Find the lines that hold the word "Automated" and return them.

Entries with figure data:
================================

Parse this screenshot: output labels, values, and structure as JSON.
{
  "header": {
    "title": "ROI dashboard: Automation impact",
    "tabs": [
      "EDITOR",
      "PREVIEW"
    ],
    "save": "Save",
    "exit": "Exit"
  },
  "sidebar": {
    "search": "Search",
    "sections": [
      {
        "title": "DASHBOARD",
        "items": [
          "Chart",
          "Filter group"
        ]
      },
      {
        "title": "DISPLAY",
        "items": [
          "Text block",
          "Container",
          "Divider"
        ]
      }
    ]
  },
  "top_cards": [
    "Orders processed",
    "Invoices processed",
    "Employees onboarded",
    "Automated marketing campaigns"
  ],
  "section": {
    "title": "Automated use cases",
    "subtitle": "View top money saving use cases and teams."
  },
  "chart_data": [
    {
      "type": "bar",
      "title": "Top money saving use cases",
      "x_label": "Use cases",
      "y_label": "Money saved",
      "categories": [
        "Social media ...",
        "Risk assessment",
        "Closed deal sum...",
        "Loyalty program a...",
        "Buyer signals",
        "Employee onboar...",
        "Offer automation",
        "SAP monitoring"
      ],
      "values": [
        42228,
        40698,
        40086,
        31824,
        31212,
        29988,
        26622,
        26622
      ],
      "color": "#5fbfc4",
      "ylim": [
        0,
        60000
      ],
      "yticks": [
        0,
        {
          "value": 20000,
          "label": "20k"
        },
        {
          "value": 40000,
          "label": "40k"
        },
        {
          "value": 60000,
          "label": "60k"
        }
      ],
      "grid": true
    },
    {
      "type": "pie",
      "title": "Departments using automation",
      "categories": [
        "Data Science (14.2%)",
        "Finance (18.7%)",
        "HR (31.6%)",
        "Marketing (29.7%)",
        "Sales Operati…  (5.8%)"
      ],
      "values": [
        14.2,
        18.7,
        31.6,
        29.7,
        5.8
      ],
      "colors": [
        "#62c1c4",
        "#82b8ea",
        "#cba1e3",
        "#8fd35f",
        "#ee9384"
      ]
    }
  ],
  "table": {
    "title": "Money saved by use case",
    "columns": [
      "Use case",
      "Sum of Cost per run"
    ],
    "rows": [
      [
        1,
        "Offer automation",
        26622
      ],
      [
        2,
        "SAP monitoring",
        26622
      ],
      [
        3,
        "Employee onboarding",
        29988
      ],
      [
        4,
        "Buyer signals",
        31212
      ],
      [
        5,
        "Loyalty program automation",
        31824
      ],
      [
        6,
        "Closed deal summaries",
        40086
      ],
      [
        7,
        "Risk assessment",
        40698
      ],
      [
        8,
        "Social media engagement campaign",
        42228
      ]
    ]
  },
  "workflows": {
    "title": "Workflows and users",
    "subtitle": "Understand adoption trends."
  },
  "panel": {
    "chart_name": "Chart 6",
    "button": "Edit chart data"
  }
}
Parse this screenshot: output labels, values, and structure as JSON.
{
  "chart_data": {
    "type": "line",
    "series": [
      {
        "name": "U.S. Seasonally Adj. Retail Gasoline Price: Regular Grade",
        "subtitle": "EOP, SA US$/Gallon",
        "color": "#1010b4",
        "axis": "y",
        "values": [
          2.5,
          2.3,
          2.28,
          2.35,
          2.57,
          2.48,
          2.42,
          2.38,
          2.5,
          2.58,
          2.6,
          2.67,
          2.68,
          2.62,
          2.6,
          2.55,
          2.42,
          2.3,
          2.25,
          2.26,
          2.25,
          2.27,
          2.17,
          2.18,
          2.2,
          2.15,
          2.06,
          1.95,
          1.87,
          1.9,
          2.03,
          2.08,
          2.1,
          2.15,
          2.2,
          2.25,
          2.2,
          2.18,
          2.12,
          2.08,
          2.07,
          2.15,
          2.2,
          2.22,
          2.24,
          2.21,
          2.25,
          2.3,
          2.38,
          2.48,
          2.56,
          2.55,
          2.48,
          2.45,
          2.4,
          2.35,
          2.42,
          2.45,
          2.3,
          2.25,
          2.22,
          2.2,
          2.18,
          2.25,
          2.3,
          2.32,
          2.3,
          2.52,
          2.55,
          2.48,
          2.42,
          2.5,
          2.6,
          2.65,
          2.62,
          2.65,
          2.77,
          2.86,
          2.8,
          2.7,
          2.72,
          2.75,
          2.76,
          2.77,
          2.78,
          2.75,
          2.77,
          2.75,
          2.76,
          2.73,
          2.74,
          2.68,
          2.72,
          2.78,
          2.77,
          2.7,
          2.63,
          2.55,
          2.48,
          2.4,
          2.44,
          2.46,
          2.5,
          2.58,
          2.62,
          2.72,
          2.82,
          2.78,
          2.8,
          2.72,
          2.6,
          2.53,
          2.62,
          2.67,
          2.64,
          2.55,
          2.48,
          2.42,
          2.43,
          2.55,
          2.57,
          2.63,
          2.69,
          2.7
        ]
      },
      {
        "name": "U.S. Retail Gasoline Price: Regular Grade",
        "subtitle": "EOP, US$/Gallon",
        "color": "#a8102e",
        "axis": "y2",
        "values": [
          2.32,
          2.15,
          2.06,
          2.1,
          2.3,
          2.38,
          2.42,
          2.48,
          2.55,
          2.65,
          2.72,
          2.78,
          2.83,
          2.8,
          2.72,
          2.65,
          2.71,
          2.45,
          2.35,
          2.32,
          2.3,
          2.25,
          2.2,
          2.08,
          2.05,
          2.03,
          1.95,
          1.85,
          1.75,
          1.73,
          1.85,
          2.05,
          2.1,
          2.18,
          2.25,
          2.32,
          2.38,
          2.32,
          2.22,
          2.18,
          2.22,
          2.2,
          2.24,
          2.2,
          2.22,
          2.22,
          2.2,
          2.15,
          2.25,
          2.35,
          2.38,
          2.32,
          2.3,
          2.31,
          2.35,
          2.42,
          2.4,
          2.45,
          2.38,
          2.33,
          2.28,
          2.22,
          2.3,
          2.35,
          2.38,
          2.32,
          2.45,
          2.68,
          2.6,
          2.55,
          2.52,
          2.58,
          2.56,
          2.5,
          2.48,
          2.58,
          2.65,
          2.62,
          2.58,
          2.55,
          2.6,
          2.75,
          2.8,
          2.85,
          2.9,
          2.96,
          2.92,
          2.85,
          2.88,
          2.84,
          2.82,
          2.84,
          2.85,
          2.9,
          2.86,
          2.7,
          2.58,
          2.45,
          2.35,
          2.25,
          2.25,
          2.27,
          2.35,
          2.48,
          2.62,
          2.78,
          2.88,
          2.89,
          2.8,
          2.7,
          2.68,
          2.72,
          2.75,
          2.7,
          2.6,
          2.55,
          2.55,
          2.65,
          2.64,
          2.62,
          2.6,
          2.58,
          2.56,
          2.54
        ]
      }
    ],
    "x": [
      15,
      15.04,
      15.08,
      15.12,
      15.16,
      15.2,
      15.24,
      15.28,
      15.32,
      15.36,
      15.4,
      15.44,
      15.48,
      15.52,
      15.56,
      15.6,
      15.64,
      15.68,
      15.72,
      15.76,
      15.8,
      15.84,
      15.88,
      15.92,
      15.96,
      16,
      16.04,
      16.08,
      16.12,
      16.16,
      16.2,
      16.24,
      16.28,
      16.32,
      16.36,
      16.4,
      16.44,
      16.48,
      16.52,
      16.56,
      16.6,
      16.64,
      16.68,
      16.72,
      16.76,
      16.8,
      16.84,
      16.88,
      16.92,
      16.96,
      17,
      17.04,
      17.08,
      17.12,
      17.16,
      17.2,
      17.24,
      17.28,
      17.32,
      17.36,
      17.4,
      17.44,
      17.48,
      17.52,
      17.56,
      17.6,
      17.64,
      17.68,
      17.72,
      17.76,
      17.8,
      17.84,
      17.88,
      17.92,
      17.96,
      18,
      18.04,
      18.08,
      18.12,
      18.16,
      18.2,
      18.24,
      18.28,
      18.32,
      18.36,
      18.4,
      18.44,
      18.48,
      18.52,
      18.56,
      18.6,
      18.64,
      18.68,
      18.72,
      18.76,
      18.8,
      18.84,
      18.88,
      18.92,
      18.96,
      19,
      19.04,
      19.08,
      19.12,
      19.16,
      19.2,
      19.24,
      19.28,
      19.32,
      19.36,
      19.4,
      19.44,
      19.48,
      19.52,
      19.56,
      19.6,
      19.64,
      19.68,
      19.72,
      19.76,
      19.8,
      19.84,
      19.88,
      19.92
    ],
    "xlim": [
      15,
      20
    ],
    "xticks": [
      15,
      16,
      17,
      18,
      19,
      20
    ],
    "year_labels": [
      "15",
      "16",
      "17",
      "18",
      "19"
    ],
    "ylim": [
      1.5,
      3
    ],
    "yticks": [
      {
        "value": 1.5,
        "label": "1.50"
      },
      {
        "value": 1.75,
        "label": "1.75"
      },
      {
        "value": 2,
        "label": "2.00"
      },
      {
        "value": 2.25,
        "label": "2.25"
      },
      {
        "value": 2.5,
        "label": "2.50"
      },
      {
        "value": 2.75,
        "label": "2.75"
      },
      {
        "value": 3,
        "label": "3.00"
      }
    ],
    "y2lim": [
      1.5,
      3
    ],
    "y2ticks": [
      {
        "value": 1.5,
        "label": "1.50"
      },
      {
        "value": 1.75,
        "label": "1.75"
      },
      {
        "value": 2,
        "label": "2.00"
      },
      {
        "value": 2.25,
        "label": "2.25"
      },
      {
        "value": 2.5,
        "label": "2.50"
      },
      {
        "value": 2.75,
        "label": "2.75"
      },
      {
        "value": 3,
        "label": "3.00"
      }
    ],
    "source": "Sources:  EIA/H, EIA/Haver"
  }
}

================================

Response to the exercise:
    "Automated marketing campaigns"
    "title": "Automated use cases",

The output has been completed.